Stored records
==========
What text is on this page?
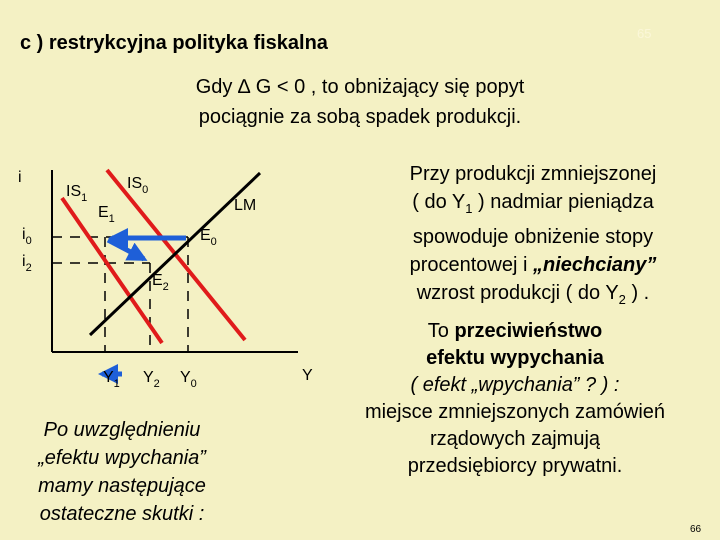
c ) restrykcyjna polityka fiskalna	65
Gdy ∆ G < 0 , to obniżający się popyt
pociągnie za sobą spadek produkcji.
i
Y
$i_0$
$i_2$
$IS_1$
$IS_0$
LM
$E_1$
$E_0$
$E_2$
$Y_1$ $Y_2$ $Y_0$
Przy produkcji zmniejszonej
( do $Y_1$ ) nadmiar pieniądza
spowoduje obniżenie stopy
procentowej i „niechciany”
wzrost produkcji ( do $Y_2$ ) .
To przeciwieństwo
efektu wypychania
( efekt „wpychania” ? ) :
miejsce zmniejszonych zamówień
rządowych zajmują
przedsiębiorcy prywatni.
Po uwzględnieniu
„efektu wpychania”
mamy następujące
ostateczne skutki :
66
==========
Output the lines above in full and exactly as given, omitting any pictures.

What text is on this page?
c ) restrykcyjna polityka fiskalna	65
Gdy ∆ G < 0 , to obniżający się popyt
pociągnie za sobą spadek produkcji.
i
Y
$i_0$
$i_2$
$IS_1$
$IS_0$
LM
$E_1$
$E_0$
$E_2$
$Y_1$ $Y_2$ $Y_0$
Przy produkcji zmniejszonej
( do $Y_1$ ) nadmiar pieniądza
spowoduje obniżenie stopy
procentowej i „niechciany”
wzrost produkcji ( do $Y_2$ ) .
To przeciwieństwo
efektu wypychania
( efekt „wpychania” ? ) :
miejsce zmniejszonych zamówień
rządowych zajmują
przedsiębiorcy prywatni.
Po uwzględnieniu
„efektu wpychania”
mamy następujące
ostateczne skutki :
66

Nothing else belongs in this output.